### EXERCISE REQUIREMENTS
Write every entry out again exactly, please, and skip the pictures.

### Dataset rows
==*==

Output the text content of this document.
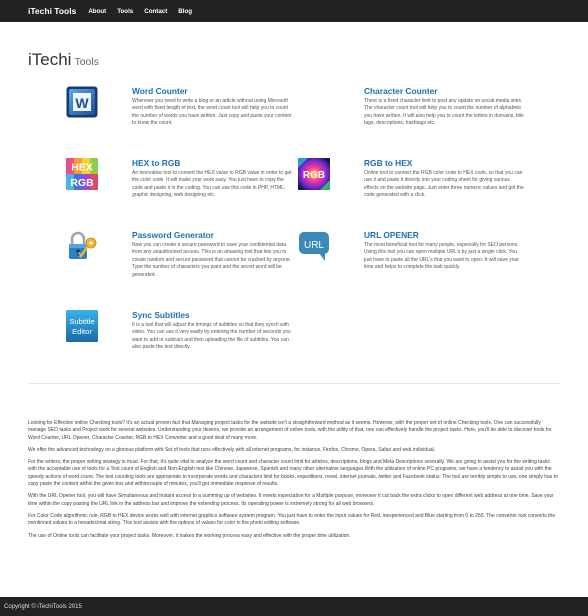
iTechi Tools About Tools Contact Blog
iTechi Tools
W
Word Counter

Wherever you need to write a blog or an article without using Microsoft word with fixed length of text, the word count tool will help you to count the number of words you have written. Just copy and paste your content to know the count.

Character Counter

There is a fixed character limit to post any update on social media sites. The character count tool will help you to count the number of alphabets you have written. It will also help you to count the letters in domains, title tags, descriptions, hashtags etc.

HEX
RGB
HEX to RGB

An innovative tool to convert the HEX value to RGB value in order to get the color code. It will make your work easy. You just have to copy the code and paste it in the coding. You can use this code in PHP, HTML, graphic designing, web designing etc.

RGB
RGB to HEX

Online tool to convert the RGB color code to HEX code, so that you can use it and paste it directly into your coding sheet for giving various effects on the website page. Just enter three numeric values and get the code generated with a click.

Password Generator

Now you can create a secure password to save your confidential data from any unauthorized access. This is an amazing tool that lets you to create random and secure password that cannot be cracked by anyone. Type the number of characters you want and the secret word will be generated.

URL
URL OPENER

The most beneficial tool for many people, especially for SEO persons. Using this tool you can open multiple URL's by just a single click. You just have to paste all the URL's that you want to open. It will save your time and helps to complete the task quickly.

Subtitle
Editor
Sync Subtitles

It is a tool that will adjust the timings of subtitles so that they synch with video. You can use it very easily by entering the number of seconds you want to add or subtract and then uploading the file of subtitles. You can also paste the text directly.

Looking for Effective online Checking tools? It's an actual proven fact that Managing project tasks for the website isn't a straightforward method as it seems. However, with the proper set of online Checking tools, One can successfully manage SEO tasks and Project work for several websites. Understanding your desires, we provide an arrangement of online tools, with the utility of that, one can effectively handle the project tasks. Here, you'll be able to discover tools for Word Counter, URL Opener, Character Counter, RGB to HEX Converter and a good deal of many more.

We offer the advanced technology on a glorious platform with Set of tools that runs effectively with all internet programs, for instance, Firefox, Chrome, Opera, Safari and web individual.

For the writers, the proper writing strategy is must. For that, it's quite vital to analyze the word count and character count limit for articles, descriptions, blogs and Meta Descriptions severally. We are going to assist you for the writing tasks with the acceptable use of tools for a Text count of English and Non-English text like Chinese, Japanese, Spanish and many other alternative languages.With the utilization of online PC programs, we have a tendency to assist you with the speedy actions of word count. The text counting tools are appropriate to incorporate words and characters limit for books, expeditions, novel, internet journals, twitter and Facebook status. The tool are terribly simple to use, one simply has to copy paste the content within the given box and withincouple of minutes, you'll get immediate response of results.

With the URL Opener tool, you will have Simultaneous and Instant access to a summing up of websites. It meets expectation for a Multiple purpose, moreover it cut back the extra clicks to open different web address at one time. Save your time within the copy pasting the URL link in the address bar and improve the extending process. Its operating power is extremely strong for all web browsers.

For Color Code algorithmic rule, RGB to HEX device works well with internet graphics software system program. You just have to enter the input values for Red, inexperienced and Blue starting from 0 to 255. The converter tool converts the mentioned values to a hexadecimal string. This tool assists with the options of values for color in the photo editing software.

The use of Online tools can facilitate your project tasks. Moreover, it makes the working process easy and effective with the proper time utilization.

Copyright © iTechiTools 2015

==*==

### EXERCISE SOLUTION
Output the text content of this document.
iTechi Tools About Tools Contact Blog
iTechi Tools
W
Word Counter

Wherever you need to write a blog or an article without using Microsoft word with fixed length of text, the word count tool will help you to count the number of words you have written. Just copy and paste your content to know the count.

Character Counter

There is a fixed character limit to post any update on social media sites. The character count tool will help you to count the number of alphabets you have written. It will also help you to count the letters in domains, title tags, descriptions, hashtags etc.

HEX
RGB
HEX to RGB

An innovative tool to convert the HEX value to RGB value in order to get the color code. It will make your work easy. You just have to copy the code and paste it in the coding. You can use this code in PHP, HTML, graphic designing, web designing etc.

RGB
RGB to HEX

Online tool to convert the RGB color code to HEX code, so that you can use it and paste it directly into your coding sheet for giving various effects on the website page. Just enter three numeric values and get the code generated with a click.

Password Generator

Now you can create a secure password to save your confidential data from any unauthorized access. This is an amazing tool that lets you to create random and secure password that cannot be cracked by anyone. Type the number of characters you want and the secret word will be generated.

URL
URL OPENER

The most beneficial tool for many people, especially for SEO persons. Using this tool you can open multiple URL's by just a single click. You just have to paste all the URL's that you want to open. It will save your time and helps to complete the task quickly.

Subtitle
Editor
Sync Subtitles

It is a tool that will adjust the timings of subtitles so that they synch with video. You can use it very easily by entering the number of seconds you want to add or subtract and then uploading the file of subtitles. You can also paste the text directly.

Looking for Effective online Checking tools? It's an actual proven fact that Managing project tasks for the website isn't a straightforward method as it seems. However, with the proper set of online Checking tools, One can successfully manage SEO tasks and Project work for several websites. Understanding your desires, we provide an arrangement of online tools, with the utility of that, one can effectively handle the project tasks. Here, you'll be able to discover tools for Word Counter, URL Opener, Character Counter, RGB to HEX Converter and a good deal of many more.

We offer the advanced technology on a glorious platform with Set of tools that runs effectively with all internet programs, for instance, Firefox, Chrome, Opera, Safari and web individual.

For the writers, the proper writing strategy is must. For that, it's quite vital to analyze the word count and character count limit for articles, descriptions, blogs and Meta Descriptions severally. We are going to assist you for the writing tasks with the acceptable use of tools for a Text count of English and Non-English text like Chinese, Japanese, Spanish and many other alternative languages.With the utilization of online PC programs, we have a tendency to assist you with the speedy actions of word count. The text counting tools are appropriate to incorporate words and characters limit for books, expeditions, novel, internet journals, twitter and Facebook status. The tool are terribly simple to use, one simply has to copy paste the content within the given box and withincouple of minutes, you'll get immediate response of results.

With the URL Opener tool, you will have Simultaneous and Instant access to a summing up of websites. It meets expectation for a Multiple purpose, moreover it cut back the extra clicks to open different web address at one time. Save your time within the copy pasting the URL link in the address bar and improve the extending process. Its operating power is extremely strong for all web browsers.

For Color Code algorithmic rule, RGB to HEX device works well with internet graphics software system program. You just have to enter the input values for Red, inexperienced and Blue starting from 0 to 255. The converter tool converts the mentioned values to a hexadecimal string. This tool assists with the options of values for color in the photo editing software.

The use of Online tools can facilitate your project tasks. Moreover, it makes the working process easy and effective with the proper time utilization.

Copyright © iTechiTools 2015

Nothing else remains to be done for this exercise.